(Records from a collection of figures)
###

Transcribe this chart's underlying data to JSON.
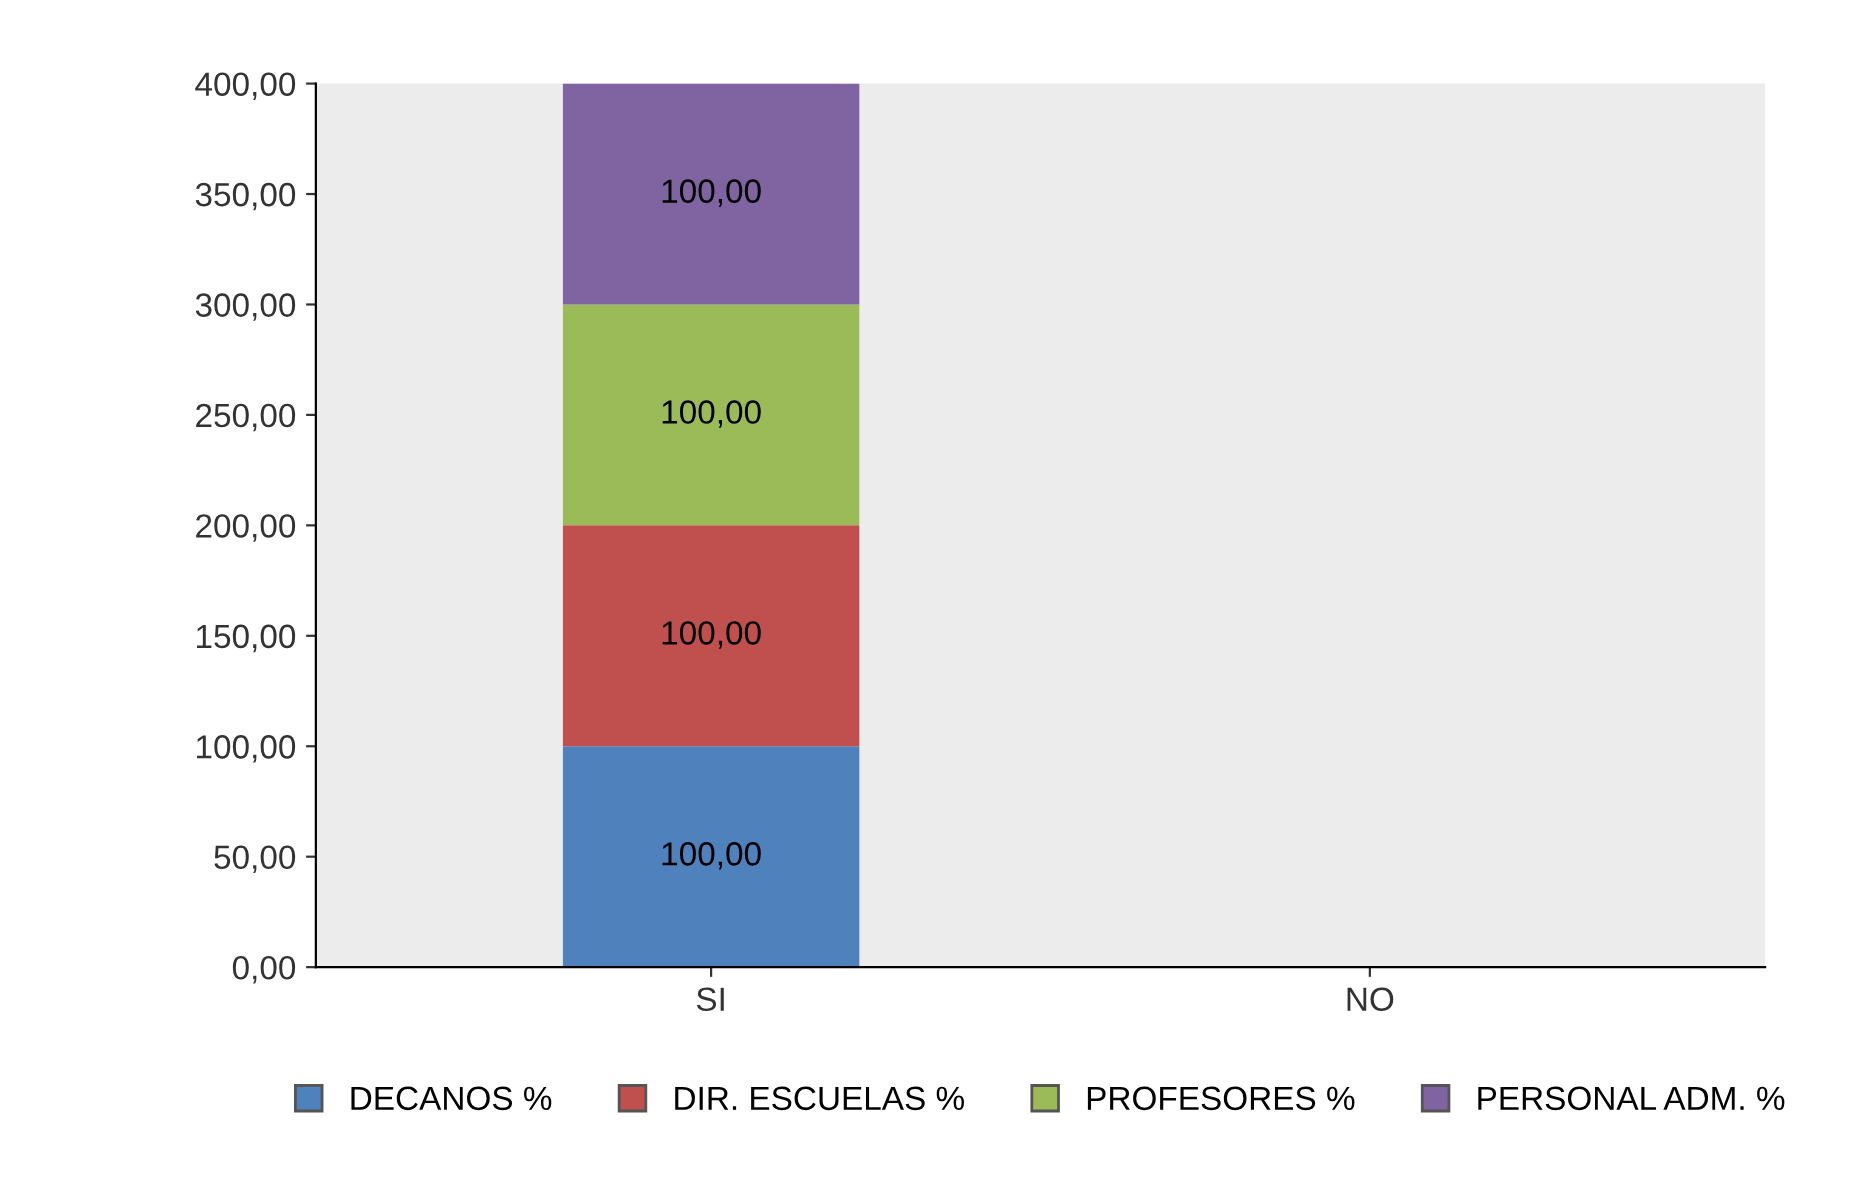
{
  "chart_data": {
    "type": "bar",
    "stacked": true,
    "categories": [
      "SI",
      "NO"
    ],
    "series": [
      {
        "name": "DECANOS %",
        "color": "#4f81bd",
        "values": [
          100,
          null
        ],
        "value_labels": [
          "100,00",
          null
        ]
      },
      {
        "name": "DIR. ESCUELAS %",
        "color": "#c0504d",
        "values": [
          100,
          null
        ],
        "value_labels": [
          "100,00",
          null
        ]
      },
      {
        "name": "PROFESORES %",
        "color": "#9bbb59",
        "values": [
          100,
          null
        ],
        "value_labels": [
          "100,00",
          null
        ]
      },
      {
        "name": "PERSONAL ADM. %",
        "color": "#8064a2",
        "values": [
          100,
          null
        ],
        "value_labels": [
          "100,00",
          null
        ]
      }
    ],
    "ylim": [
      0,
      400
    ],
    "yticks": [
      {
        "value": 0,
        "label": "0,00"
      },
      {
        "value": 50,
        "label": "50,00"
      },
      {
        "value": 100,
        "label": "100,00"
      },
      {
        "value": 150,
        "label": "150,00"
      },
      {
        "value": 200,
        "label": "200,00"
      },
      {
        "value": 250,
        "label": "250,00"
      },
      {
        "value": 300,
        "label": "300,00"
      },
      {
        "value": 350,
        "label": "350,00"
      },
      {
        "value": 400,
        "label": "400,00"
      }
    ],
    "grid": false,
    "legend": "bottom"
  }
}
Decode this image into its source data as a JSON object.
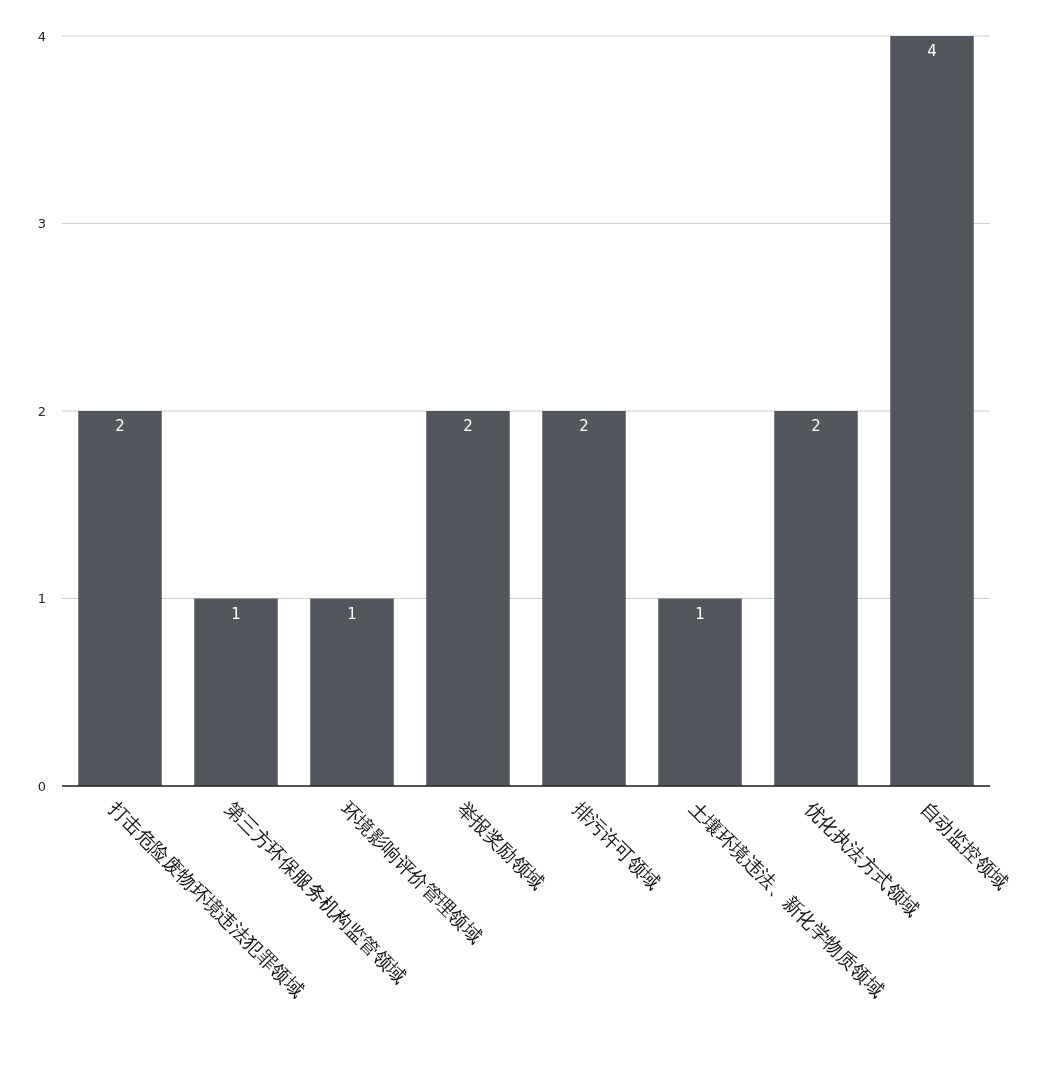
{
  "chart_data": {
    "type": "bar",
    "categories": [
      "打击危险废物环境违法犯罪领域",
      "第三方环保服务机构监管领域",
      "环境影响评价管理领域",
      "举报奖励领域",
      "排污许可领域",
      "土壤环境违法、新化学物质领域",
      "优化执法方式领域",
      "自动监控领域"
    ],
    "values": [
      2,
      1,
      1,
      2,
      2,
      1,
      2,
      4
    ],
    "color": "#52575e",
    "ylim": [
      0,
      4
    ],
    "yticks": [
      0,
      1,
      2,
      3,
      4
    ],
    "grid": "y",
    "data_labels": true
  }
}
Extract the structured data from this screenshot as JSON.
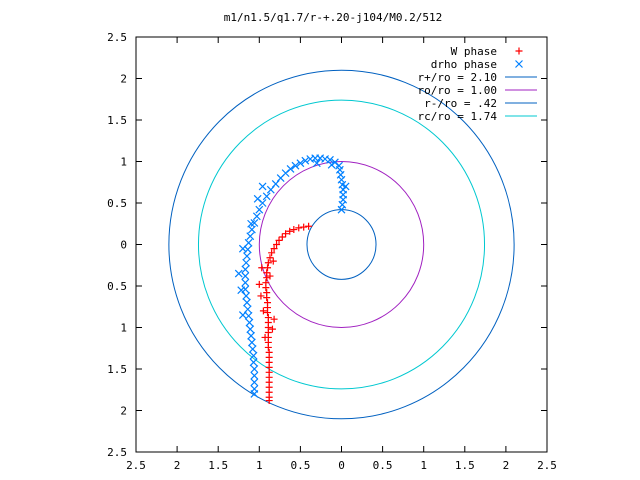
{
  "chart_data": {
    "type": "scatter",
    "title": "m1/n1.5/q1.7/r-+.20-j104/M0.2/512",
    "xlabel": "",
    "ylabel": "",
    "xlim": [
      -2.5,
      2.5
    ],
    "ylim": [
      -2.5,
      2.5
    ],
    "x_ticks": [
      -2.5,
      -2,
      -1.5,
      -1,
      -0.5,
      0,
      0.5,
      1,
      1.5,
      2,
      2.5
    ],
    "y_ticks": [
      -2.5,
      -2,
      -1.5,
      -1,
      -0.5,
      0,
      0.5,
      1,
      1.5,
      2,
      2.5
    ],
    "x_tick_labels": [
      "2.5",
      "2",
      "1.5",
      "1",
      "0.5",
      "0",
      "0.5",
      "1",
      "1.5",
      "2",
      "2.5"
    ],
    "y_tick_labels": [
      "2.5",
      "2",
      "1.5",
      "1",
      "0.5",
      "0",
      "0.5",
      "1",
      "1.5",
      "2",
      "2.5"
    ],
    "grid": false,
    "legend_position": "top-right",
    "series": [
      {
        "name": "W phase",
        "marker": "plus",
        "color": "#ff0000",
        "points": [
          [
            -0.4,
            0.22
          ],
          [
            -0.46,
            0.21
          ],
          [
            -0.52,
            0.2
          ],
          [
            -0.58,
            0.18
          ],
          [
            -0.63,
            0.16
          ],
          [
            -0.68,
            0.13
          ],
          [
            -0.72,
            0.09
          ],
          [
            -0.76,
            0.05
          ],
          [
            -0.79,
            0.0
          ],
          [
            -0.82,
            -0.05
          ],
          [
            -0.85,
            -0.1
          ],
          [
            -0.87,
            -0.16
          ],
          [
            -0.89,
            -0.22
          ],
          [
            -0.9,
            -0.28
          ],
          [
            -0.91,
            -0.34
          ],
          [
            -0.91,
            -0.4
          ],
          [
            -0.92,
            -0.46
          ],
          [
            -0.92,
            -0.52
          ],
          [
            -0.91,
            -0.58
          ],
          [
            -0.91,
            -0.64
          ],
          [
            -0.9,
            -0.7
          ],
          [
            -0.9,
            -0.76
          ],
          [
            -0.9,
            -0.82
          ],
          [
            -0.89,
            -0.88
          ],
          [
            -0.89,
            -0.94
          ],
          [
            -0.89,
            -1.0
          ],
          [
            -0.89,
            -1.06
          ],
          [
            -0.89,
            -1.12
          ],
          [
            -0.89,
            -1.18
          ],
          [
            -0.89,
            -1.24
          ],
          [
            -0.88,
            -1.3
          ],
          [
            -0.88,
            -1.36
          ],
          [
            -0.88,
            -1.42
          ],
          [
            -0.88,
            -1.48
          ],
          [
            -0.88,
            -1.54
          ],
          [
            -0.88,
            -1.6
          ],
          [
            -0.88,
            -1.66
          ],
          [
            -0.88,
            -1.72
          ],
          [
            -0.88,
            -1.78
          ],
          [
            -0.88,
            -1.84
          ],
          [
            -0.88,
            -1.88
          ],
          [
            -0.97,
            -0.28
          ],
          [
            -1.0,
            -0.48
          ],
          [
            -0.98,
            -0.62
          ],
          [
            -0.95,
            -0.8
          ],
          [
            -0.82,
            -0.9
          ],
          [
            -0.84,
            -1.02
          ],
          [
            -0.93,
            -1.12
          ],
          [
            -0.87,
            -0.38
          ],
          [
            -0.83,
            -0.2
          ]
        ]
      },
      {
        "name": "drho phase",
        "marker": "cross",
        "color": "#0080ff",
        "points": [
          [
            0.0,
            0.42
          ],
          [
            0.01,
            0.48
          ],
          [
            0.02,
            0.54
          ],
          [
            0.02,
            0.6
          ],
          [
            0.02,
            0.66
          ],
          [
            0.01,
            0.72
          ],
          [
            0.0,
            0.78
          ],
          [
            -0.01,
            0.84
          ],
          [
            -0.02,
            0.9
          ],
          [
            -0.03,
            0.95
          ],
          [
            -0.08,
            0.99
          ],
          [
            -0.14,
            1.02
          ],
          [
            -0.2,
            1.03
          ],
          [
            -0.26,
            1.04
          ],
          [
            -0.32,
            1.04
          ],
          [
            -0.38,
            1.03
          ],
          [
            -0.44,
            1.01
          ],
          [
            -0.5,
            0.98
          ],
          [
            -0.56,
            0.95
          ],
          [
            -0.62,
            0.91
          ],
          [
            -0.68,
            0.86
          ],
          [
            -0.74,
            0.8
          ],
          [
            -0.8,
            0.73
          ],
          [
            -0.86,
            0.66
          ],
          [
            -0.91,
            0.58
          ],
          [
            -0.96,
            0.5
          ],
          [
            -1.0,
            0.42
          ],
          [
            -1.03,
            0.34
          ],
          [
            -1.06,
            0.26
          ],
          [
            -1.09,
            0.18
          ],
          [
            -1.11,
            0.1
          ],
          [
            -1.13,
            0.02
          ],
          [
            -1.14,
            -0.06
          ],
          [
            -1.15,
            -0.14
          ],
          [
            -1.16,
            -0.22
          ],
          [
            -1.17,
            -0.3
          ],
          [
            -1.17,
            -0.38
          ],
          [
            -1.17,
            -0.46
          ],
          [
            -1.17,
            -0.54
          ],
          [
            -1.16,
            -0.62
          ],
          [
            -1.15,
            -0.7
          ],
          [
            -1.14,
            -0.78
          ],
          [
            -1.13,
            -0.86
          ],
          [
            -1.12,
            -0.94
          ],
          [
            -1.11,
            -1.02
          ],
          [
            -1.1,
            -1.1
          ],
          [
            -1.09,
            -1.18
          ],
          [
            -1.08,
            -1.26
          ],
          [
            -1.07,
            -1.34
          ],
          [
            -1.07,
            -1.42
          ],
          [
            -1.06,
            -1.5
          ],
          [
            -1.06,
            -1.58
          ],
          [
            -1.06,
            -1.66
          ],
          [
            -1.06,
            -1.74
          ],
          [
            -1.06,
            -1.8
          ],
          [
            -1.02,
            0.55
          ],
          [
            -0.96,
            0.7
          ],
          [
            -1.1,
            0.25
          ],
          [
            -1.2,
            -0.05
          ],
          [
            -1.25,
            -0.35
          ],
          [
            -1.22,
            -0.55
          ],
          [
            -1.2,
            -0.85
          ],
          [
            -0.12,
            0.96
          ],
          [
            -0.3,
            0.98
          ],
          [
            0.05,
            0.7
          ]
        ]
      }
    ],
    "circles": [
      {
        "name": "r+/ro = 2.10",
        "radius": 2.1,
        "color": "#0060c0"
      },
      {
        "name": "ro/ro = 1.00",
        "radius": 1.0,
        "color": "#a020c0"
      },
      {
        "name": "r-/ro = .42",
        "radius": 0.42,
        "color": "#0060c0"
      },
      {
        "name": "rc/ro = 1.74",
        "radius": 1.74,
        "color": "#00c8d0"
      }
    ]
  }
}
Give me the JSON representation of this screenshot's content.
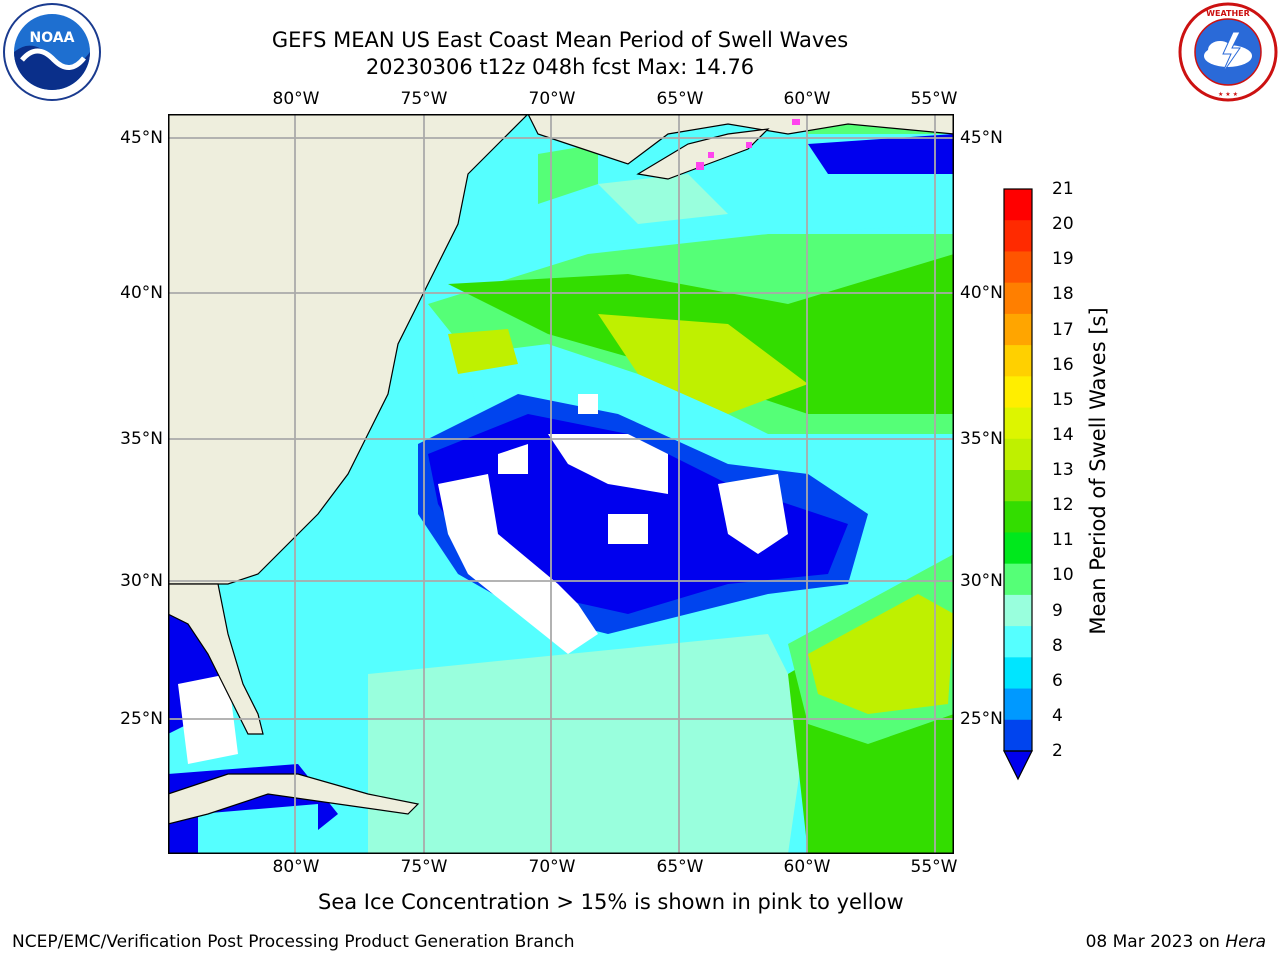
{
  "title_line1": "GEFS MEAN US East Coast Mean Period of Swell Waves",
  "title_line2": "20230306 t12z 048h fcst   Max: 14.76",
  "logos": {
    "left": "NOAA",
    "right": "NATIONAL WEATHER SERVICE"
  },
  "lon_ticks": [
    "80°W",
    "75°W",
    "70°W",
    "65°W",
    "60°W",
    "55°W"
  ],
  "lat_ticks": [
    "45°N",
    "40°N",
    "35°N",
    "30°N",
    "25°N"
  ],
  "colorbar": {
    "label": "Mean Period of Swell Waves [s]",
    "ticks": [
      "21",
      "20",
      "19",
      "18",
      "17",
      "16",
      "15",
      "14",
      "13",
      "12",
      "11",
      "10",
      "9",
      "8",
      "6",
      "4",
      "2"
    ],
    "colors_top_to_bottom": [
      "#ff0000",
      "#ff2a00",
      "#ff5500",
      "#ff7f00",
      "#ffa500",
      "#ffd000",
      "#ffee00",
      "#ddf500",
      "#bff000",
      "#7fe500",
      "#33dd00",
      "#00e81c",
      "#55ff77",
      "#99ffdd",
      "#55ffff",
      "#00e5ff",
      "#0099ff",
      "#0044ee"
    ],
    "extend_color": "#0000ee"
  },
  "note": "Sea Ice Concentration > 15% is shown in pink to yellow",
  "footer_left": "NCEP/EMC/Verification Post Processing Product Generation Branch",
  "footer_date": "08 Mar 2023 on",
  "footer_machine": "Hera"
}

###

WRITTEN EXERCISE :: Sift through the entries and copy every line with "right".

FULL ANSWER ::
    "legend_position": "top-right",
    "right": "NATIONAL WEATHER SERVICE"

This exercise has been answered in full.